Exercise: Copy each line of the entries beneath that contains the word "color".

Given entries:
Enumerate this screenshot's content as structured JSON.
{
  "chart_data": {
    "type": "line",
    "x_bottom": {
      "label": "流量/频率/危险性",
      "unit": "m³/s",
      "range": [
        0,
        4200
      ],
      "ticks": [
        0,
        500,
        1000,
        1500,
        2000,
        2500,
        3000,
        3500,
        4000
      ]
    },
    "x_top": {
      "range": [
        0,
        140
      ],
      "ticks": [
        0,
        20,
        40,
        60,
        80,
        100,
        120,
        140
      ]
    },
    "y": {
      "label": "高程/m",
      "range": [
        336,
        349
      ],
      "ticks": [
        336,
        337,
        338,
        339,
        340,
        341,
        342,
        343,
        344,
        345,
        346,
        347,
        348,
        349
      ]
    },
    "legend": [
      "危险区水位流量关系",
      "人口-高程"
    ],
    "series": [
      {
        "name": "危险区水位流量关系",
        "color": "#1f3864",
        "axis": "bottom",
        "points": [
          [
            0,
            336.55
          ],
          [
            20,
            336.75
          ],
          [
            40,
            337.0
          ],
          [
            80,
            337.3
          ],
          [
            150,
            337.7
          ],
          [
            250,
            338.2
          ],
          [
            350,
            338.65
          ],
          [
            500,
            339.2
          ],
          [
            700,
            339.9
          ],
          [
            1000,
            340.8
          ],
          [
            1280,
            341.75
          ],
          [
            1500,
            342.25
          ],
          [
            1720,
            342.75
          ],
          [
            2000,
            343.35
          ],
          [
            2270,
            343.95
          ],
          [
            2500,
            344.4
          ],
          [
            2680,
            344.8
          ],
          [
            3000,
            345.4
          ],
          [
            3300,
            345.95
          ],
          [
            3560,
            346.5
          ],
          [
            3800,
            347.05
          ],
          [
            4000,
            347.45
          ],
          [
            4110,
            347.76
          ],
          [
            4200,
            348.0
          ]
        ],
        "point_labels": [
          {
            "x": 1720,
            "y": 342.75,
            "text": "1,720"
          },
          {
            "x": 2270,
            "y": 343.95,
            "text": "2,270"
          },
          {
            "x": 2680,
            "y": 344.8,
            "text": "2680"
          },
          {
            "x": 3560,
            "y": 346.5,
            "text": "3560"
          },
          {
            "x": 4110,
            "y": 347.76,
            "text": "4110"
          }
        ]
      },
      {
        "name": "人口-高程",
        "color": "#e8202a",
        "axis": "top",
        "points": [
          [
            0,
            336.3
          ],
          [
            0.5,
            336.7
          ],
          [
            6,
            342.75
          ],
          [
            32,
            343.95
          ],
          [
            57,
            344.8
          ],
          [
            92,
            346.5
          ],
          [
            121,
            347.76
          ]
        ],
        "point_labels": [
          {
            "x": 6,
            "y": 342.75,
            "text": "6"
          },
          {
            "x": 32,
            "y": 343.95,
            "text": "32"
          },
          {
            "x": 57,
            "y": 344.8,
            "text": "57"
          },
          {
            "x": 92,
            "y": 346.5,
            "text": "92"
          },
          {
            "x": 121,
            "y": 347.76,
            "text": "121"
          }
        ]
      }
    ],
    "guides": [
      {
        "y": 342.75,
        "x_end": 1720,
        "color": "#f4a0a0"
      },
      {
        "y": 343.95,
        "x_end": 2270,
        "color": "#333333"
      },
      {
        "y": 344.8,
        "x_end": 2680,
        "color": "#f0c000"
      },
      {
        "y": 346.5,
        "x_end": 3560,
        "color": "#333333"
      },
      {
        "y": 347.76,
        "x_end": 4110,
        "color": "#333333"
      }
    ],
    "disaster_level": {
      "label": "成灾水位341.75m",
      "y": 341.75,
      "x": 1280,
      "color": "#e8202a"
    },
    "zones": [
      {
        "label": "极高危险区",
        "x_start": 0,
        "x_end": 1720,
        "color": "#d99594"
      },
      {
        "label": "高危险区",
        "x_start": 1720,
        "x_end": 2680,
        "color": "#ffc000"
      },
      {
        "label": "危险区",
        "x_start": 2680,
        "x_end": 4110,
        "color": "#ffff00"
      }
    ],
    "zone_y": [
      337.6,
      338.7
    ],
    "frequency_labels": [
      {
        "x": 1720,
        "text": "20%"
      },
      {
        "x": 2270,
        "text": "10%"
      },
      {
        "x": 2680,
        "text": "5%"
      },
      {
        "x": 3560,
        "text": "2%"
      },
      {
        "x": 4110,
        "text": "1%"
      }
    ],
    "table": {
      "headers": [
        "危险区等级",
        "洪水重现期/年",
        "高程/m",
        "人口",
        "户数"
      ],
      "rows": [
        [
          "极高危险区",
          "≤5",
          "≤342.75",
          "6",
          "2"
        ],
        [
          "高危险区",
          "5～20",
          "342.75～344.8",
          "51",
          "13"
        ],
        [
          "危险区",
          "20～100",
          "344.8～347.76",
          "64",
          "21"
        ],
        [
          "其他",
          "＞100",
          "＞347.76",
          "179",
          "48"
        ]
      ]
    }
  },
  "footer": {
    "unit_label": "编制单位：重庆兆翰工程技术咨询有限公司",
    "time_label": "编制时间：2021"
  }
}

Reply:
        "color": "#1f3864",
        "color": "#e8202a",
        "color": "#f4a0a0"
        "color": "#333333"
        "color": "#f0c000"
        "color": "#333333"
        "color": "#333333"
      "color": "#e8202a"
        "color": "#d99594"
        "color": "#ffc000"
        "color": "#ffff00"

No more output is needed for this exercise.